Figure contents as structured data

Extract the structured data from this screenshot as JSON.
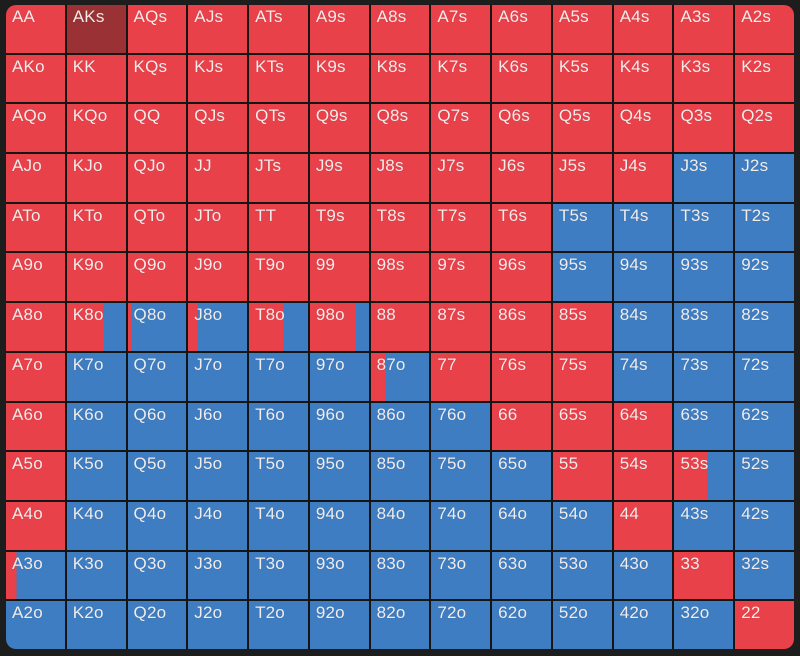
{
  "colors": {
    "raise": "#e8414a",
    "fold": "#3e7dc1",
    "selected": "#9a3134",
    "grid_line": "#151515",
    "page_background": "#1d1d1d",
    "label_text": "#f2eceb"
  },
  "range_grid": {
    "description": "13x13 poker preflop hand matrix; red fraction = raise frequency, remainder fold/call (blue)",
    "rows": [
      [
        [
          "AA",
          1
        ],
        [
          "AKs",
          1,
          "selected"
        ],
        [
          "AQs",
          1
        ],
        [
          "AJs",
          1
        ],
        [
          "ATs",
          1
        ],
        [
          "A9s",
          1
        ],
        [
          "A8s",
          1
        ],
        [
          "A7s",
          1
        ],
        [
          "A6s",
          1
        ],
        [
          "A5s",
          1
        ],
        [
          "A4s",
          1
        ],
        [
          "A3s",
          1
        ],
        [
          "A2s",
          1
        ]
      ],
      [
        [
          "AKo",
          1
        ],
        [
          "KK",
          1
        ],
        [
          "KQs",
          1
        ],
        [
          "KJs",
          1
        ],
        [
          "KTs",
          1
        ],
        [
          "K9s",
          1
        ],
        [
          "K8s",
          1
        ],
        [
          "K7s",
          1
        ],
        [
          "K6s",
          1
        ],
        [
          "K5s",
          1
        ],
        [
          "K4s",
          1
        ],
        [
          "K3s",
          1
        ],
        [
          "K2s",
          1
        ]
      ],
      [
        [
          "AQo",
          1
        ],
        [
          "KQo",
          1
        ],
        [
          "QQ",
          1
        ],
        [
          "QJs",
          1
        ],
        [
          "QTs",
          1
        ],
        [
          "Q9s",
          1
        ],
        [
          "Q8s",
          1
        ],
        [
          "Q7s",
          1
        ],
        [
          "Q6s",
          1
        ],
        [
          "Q5s",
          1
        ],
        [
          "Q4s",
          1
        ],
        [
          "Q3s",
          1
        ],
        [
          "Q2s",
          1
        ]
      ],
      [
        [
          "AJo",
          1
        ],
        [
          "KJo",
          1
        ],
        [
          "QJo",
          1
        ],
        [
          "JJ",
          1
        ],
        [
          "JTs",
          1
        ],
        [
          "J9s",
          1
        ],
        [
          "J8s",
          1
        ],
        [
          "J7s",
          1
        ],
        [
          "J6s",
          1
        ],
        [
          "J5s",
          1
        ],
        [
          "J4s",
          1
        ],
        [
          "J3s",
          0
        ],
        [
          "J2s",
          0
        ]
      ],
      [
        [
          "ATo",
          1
        ],
        [
          "KTo",
          1
        ],
        [
          "QTo",
          1
        ],
        [
          "JTo",
          1
        ],
        [
          "TT",
          1
        ],
        [
          "T9s",
          1
        ],
        [
          "T8s",
          1
        ],
        [
          "T7s",
          1
        ],
        [
          "T6s",
          1
        ],
        [
          "T5s",
          0
        ],
        [
          "T4s",
          0
        ],
        [
          "T3s",
          0
        ],
        [
          "T2s",
          0
        ]
      ],
      [
        [
          "A9o",
          1
        ],
        [
          "K9o",
          1
        ],
        [
          "Q9o",
          1
        ],
        [
          "J9o",
          1
        ],
        [
          "T9o",
          1
        ],
        [
          "99",
          1
        ],
        [
          "98s",
          1
        ],
        [
          "97s",
          1
        ],
        [
          "96s",
          1
        ],
        [
          "95s",
          0
        ],
        [
          "94s",
          0
        ],
        [
          "93s",
          0
        ],
        [
          "92s",
          0
        ]
      ],
      [
        [
          "A8o",
          1
        ],
        [
          "K8o",
          0.62
        ],
        [
          "Q8o",
          0.05
        ],
        [
          "J8o",
          0.15
        ],
        [
          "T8o",
          0.58
        ],
        [
          "98o",
          0.77
        ],
        [
          "88",
          1
        ],
        [
          "87s",
          1
        ],
        [
          "86s",
          1
        ],
        [
          "85s",
          1
        ],
        [
          "84s",
          0
        ],
        [
          "83s",
          0
        ],
        [
          "82s",
          0
        ]
      ],
      [
        [
          "A7o",
          1
        ],
        [
          "K7o",
          0
        ],
        [
          "Q7o",
          0
        ],
        [
          "J7o",
          0
        ],
        [
          "T7o",
          0
        ],
        [
          "97o",
          0
        ],
        [
          "87o",
          0.26
        ],
        [
          "77",
          1
        ],
        [
          "76s",
          1
        ],
        [
          "75s",
          1
        ],
        [
          "74s",
          0
        ],
        [
          "73s",
          0
        ],
        [
          "72s",
          0
        ]
      ],
      [
        [
          "A6o",
          1
        ],
        [
          "K6o",
          0
        ],
        [
          "Q6o",
          0
        ],
        [
          "J6o",
          0
        ],
        [
          "T6o",
          0
        ],
        [
          "96o",
          0
        ],
        [
          "86o",
          0
        ],
        [
          "76o",
          0
        ],
        [
          "66",
          1
        ],
        [
          "65s",
          1
        ],
        [
          "64s",
          1
        ],
        [
          "63s",
          0
        ],
        [
          "62s",
          0
        ]
      ],
      [
        [
          "A5o",
          1
        ],
        [
          "K5o",
          0
        ],
        [
          "Q5o",
          0
        ],
        [
          "J5o",
          0
        ],
        [
          "T5o",
          0
        ],
        [
          "95o",
          0
        ],
        [
          "85o",
          0
        ],
        [
          "75o",
          0
        ],
        [
          "65o",
          0
        ],
        [
          "55",
          1
        ],
        [
          "54s",
          1
        ],
        [
          "53s",
          0.56
        ],
        [
          "52s",
          0
        ]
      ],
      [
        [
          "A4o",
          1
        ],
        [
          "K4o",
          0
        ],
        [
          "Q4o",
          0
        ],
        [
          "J4o",
          0
        ],
        [
          "T4o",
          0
        ],
        [
          "94o",
          0
        ],
        [
          "84o",
          0
        ],
        [
          "74o",
          0
        ],
        [
          "64o",
          0
        ],
        [
          "54o",
          0
        ],
        [
          "44",
          1
        ],
        [
          "43s",
          0
        ],
        [
          "42s",
          0
        ]
      ],
      [
        [
          "A3o",
          0.18
        ],
        [
          "K3o",
          0
        ],
        [
          "Q3o",
          0
        ],
        [
          "J3o",
          0
        ],
        [
          "T3o",
          0
        ],
        [
          "93o",
          0
        ],
        [
          "83o",
          0
        ],
        [
          "73o",
          0
        ],
        [
          "63o",
          0
        ],
        [
          "53o",
          0
        ],
        [
          "43o",
          0
        ],
        [
          "33",
          1
        ],
        [
          "32s",
          0
        ]
      ],
      [
        [
          "A2o",
          0
        ],
        [
          "K2o",
          0
        ],
        [
          "Q2o",
          0
        ],
        [
          "J2o",
          0
        ],
        [
          "T2o",
          0
        ],
        [
          "92o",
          0
        ],
        [
          "82o",
          0
        ],
        [
          "72o",
          0
        ],
        [
          "62o",
          0
        ],
        [
          "52o",
          0
        ],
        [
          "42o",
          0
        ],
        [
          "32o",
          0
        ],
        [
          "22",
          1
        ]
      ]
    ]
  }
}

Problem to solve
Repeat the material above in full and exactly, omitting the pictures.

Final answer
Extract the structured data from this screenshot as JSON.
{
  "colors": {
    "raise": "#e8414a",
    "fold": "#3e7dc1",
    "selected": "#9a3134",
    "grid_line": "#151515",
    "page_background": "#1d1d1d",
    "label_text": "#f2eceb"
  },
  "range_grid": {
    "description": "13x13 poker preflop hand matrix; red fraction = raise frequency, remainder fold/call (blue)",
    "rows": [
      [
        [
          "AA",
          1
        ],
        [
          "AKs",
          1,
          "selected"
        ],
        [
          "AQs",
          1
        ],
        [
          "AJs",
          1
        ],
        [
          "ATs",
          1
        ],
        [
          "A9s",
          1
        ],
        [
          "A8s",
          1
        ],
        [
          "A7s",
          1
        ],
        [
          "A6s",
          1
        ],
        [
          "A5s",
          1
        ],
        [
          "A4s",
          1
        ],
        [
          "A3s",
          1
        ],
        [
          "A2s",
          1
        ]
      ],
      [
        [
          "AKo",
          1
        ],
        [
          "KK",
          1
        ],
        [
          "KQs",
          1
        ],
        [
          "KJs",
          1
        ],
        [
          "KTs",
          1
        ],
        [
          "K9s",
          1
        ],
        [
          "K8s",
          1
        ],
        [
          "K7s",
          1
        ],
        [
          "K6s",
          1
        ],
        [
          "K5s",
          1
        ],
        [
          "K4s",
          1
        ],
        [
          "K3s",
          1
        ],
        [
          "K2s",
          1
        ]
      ],
      [
        [
          "AQo",
          1
        ],
        [
          "KQo",
          1
        ],
        [
          "QQ",
          1
        ],
        [
          "QJs",
          1
        ],
        [
          "QTs",
          1
        ],
        [
          "Q9s",
          1
        ],
        [
          "Q8s",
          1
        ],
        [
          "Q7s",
          1
        ],
        [
          "Q6s",
          1
        ],
        [
          "Q5s",
          1
        ],
        [
          "Q4s",
          1
        ],
        [
          "Q3s",
          1
        ],
        [
          "Q2s",
          1
        ]
      ],
      [
        [
          "AJo",
          1
        ],
        [
          "KJo",
          1
        ],
        [
          "QJo",
          1
        ],
        [
          "JJ",
          1
        ],
        [
          "JTs",
          1
        ],
        [
          "J9s",
          1
        ],
        [
          "J8s",
          1
        ],
        [
          "J7s",
          1
        ],
        [
          "J6s",
          1
        ],
        [
          "J5s",
          1
        ],
        [
          "J4s",
          1
        ],
        [
          "J3s",
          0
        ],
        [
          "J2s",
          0
        ]
      ],
      [
        [
          "ATo",
          1
        ],
        [
          "KTo",
          1
        ],
        [
          "QTo",
          1
        ],
        [
          "JTo",
          1
        ],
        [
          "TT",
          1
        ],
        [
          "T9s",
          1
        ],
        [
          "T8s",
          1
        ],
        [
          "T7s",
          1
        ],
        [
          "T6s",
          1
        ],
        [
          "T5s",
          0
        ],
        [
          "T4s",
          0
        ],
        [
          "T3s",
          0
        ],
        [
          "T2s",
          0
        ]
      ],
      [
        [
          "A9o",
          1
        ],
        [
          "K9o",
          1
        ],
        [
          "Q9o",
          1
        ],
        [
          "J9o",
          1
        ],
        [
          "T9o",
          1
        ],
        [
          "99",
          1
        ],
        [
          "98s",
          1
        ],
        [
          "97s",
          1
        ],
        [
          "96s",
          1
        ],
        [
          "95s",
          0
        ],
        [
          "94s",
          0
        ],
        [
          "93s",
          0
        ],
        [
          "92s",
          0
        ]
      ],
      [
        [
          "A8o",
          1
        ],
        [
          "K8o",
          0.62
        ],
        [
          "Q8o",
          0.05
        ],
        [
          "J8o",
          0.15
        ],
        [
          "T8o",
          0.58
        ],
        [
          "98o",
          0.77
        ],
        [
          "88",
          1
        ],
        [
          "87s",
          1
        ],
        [
          "86s",
          1
        ],
        [
          "85s",
          1
        ],
        [
          "84s",
          0
        ],
        [
          "83s",
          0
        ],
        [
          "82s",
          0
        ]
      ],
      [
        [
          "A7o",
          1
        ],
        [
          "K7o",
          0
        ],
        [
          "Q7o",
          0
        ],
        [
          "J7o",
          0
        ],
        [
          "T7o",
          0
        ],
        [
          "97o",
          0
        ],
        [
          "87o",
          0.26
        ],
        [
          "77",
          1
        ],
        [
          "76s",
          1
        ],
        [
          "75s",
          1
        ],
        [
          "74s",
          0
        ],
        [
          "73s",
          0
        ],
        [
          "72s",
          0
        ]
      ],
      [
        [
          "A6o",
          1
        ],
        [
          "K6o",
          0
        ],
        [
          "Q6o",
          0
        ],
        [
          "J6o",
          0
        ],
        [
          "T6o",
          0
        ],
        [
          "96o",
          0
        ],
        [
          "86o",
          0
        ],
        [
          "76o",
          0
        ],
        [
          "66",
          1
        ],
        [
          "65s",
          1
        ],
        [
          "64s",
          1
        ],
        [
          "63s",
          0
        ],
        [
          "62s",
          0
        ]
      ],
      [
        [
          "A5o",
          1
        ],
        [
          "K5o",
          0
        ],
        [
          "Q5o",
          0
        ],
        [
          "J5o",
          0
        ],
        [
          "T5o",
          0
        ],
        [
          "95o",
          0
        ],
        [
          "85o",
          0
        ],
        [
          "75o",
          0
        ],
        [
          "65o",
          0
        ],
        [
          "55",
          1
        ],
        [
          "54s",
          1
        ],
        [
          "53s",
          0.56
        ],
        [
          "52s",
          0
        ]
      ],
      [
        [
          "A4o",
          1
        ],
        [
          "K4o",
          0
        ],
        [
          "Q4o",
          0
        ],
        [
          "J4o",
          0
        ],
        [
          "T4o",
          0
        ],
        [
          "94o",
          0
        ],
        [
          "84o",
          0
        ],
        [
          "74o",
          0
        ],
        [
          "64o",
          0
        ],
        [
          "54o",
          0
        ],
        [
          "44",
          1
        ],
        [
          "43s",
          0
        ],
        [
          "42s",
          0
        ]
      ],
      [
        [
          "A3o",
          0.18
        ],
        [
          "K3o",
          0
        ],
        [
          "Q3o",
          0
        ],
        [
          "J3o",
          0
        ],
        [
          "T3o",
          0
        ],
        [
          "93o",
          0
        ],
        [
          "83o",
          0
        ],
        [
          "73o",
          0
        ],
        [
          "63o",
          0
        ],
        [
          "53o",
          0
        ],
        [
          "43o",
          0
        ],
        [
          "33",
          1
        ],
        [
          "32s",
          0
        ]
      ],
      [
        [
          "A2o",
          0
        ],
        [
          "K2o",
          0
        ],
        [
          "Q2o",
          0
        ],
        [
          "J2o",
          0
        ],
        [
          "T2o",
          0
        ],
        [
          "92o",
          0
        ],
        [
          "82o",
          0
        ],
        [
          "72o",
          0
        ],
        [
          "62o",
          0
        ],
        [
          "52o",
          0
        ],
        [
          "42o",
          0
        ],
        [
          "32o",
          0
        ],
        [
          "22",
          1
        ]
      ]
    ]
  }
}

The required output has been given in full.